[Collected data entries]
····················
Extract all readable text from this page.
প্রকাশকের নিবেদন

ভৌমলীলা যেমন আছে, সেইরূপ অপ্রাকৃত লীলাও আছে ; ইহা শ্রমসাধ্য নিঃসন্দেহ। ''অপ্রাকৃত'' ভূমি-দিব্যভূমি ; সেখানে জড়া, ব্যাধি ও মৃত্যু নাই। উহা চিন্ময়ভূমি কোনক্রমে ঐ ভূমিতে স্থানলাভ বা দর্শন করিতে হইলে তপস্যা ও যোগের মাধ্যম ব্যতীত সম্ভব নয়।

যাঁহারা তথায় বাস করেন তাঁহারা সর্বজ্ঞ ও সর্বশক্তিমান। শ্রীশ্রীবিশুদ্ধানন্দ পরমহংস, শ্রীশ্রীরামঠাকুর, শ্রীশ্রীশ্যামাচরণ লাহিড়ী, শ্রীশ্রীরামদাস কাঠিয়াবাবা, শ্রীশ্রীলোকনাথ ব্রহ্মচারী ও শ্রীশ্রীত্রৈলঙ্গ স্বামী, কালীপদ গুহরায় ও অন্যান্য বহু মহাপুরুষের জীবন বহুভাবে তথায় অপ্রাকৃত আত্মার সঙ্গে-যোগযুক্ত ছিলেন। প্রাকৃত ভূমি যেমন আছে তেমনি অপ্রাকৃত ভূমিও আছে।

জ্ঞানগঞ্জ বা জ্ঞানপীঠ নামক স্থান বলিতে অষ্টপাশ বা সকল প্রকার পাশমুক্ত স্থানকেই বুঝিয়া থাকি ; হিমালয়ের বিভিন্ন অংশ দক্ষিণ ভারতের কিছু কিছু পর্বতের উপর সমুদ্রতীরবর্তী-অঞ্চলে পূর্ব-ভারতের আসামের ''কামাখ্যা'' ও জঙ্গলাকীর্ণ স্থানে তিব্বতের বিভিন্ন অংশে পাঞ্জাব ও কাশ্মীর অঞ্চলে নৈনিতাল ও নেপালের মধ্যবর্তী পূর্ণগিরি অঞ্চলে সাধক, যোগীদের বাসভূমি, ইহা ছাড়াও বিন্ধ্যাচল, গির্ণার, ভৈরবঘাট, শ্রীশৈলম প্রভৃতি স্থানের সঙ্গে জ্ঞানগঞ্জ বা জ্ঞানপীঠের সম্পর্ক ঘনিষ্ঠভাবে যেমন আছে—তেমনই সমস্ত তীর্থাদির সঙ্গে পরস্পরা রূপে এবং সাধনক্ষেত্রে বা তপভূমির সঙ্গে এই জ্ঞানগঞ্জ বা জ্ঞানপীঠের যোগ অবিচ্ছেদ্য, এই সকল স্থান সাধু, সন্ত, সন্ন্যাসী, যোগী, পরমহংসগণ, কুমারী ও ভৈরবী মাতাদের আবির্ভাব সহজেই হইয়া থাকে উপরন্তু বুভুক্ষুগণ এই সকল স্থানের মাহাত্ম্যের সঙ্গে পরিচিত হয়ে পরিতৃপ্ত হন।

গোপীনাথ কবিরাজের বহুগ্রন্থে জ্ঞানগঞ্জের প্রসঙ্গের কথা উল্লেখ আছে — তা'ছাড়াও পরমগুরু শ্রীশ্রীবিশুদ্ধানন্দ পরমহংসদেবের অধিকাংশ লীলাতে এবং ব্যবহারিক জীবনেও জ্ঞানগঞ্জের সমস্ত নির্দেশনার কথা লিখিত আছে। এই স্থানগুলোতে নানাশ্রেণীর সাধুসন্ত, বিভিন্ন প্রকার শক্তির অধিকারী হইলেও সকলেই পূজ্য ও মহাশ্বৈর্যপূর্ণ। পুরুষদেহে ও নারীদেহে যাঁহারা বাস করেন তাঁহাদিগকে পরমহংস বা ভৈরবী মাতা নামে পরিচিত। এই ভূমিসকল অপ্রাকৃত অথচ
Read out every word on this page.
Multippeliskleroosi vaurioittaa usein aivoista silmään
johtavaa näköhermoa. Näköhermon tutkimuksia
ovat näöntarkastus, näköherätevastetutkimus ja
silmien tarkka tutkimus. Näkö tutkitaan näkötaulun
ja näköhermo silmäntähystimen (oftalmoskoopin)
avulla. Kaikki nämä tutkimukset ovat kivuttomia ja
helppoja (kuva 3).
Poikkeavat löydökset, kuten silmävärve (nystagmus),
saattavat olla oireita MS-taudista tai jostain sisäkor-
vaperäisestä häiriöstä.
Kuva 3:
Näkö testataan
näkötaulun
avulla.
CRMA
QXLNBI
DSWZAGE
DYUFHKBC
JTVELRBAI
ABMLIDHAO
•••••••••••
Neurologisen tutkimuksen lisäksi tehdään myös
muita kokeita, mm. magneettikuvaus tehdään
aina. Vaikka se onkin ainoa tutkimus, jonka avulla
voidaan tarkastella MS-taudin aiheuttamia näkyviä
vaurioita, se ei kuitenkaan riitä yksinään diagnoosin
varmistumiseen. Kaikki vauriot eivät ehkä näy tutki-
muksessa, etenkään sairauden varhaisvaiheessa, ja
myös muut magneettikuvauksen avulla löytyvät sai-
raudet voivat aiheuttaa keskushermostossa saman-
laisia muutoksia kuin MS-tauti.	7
····················
_TO BE DONE_
All lines from the one that contains "Read out every word on this page." through the end of the material are to be quoted exactly, with both ends included.

_FINISHED TASK_
Read out every word on this page.
Multippeliskleroosi vaurioittaa usein aivoista silmään
johtavaa näköhermoa. Näköhermon tutkimuksia
ovat näöntarkastus, näköherätevastetutkimus ja
silmien tarkka tutkimus. Näkö tutkitaan näkötaulun
ja näköhermo silmäntähystimen (oftalmoskoopin)
avulla. Kaikki nämä tutkimukset ovat kivuttomia ja
helppoja (kuva 3).
Poikkeavat löydökset, kuten silmävärve (nystagmus),
saattavat olla oireita MS-taudista tai jostain sisäkor-
vaperäisestä häiriöstä.
Kuva 3:
Näkö testataan
näkötaulun
avulla.
CRMA
QXLNBI
DSWZAGE
DYUFHKBC
JTVELRBAI
ABMLIDHAO
•••••••••••
Neurologisen tutkimuksen lisäksi tehdään myös
muita kokeita, mm. magneettikuvaus tehdään
aina. Vaikka se onkin ainoa tutkimus, jonka avulla
voidaan tarkastella MS-taudin aiheuttamia näkyviä
vaurioita, se ei kuitenkaan riitä yksinään diagnoosin
varmistumiseen. Kaikki vauriot eivät ehkä näy tutki-
muksessa, etenkään sairauden varhaisvaiheessa, ja
myös muut magneettikuvauksen avulla löytyvät sai-
raudet voivat aiheuttaa keskushermostossa saman-
laisia muutoksia kuin MS-tauti.	7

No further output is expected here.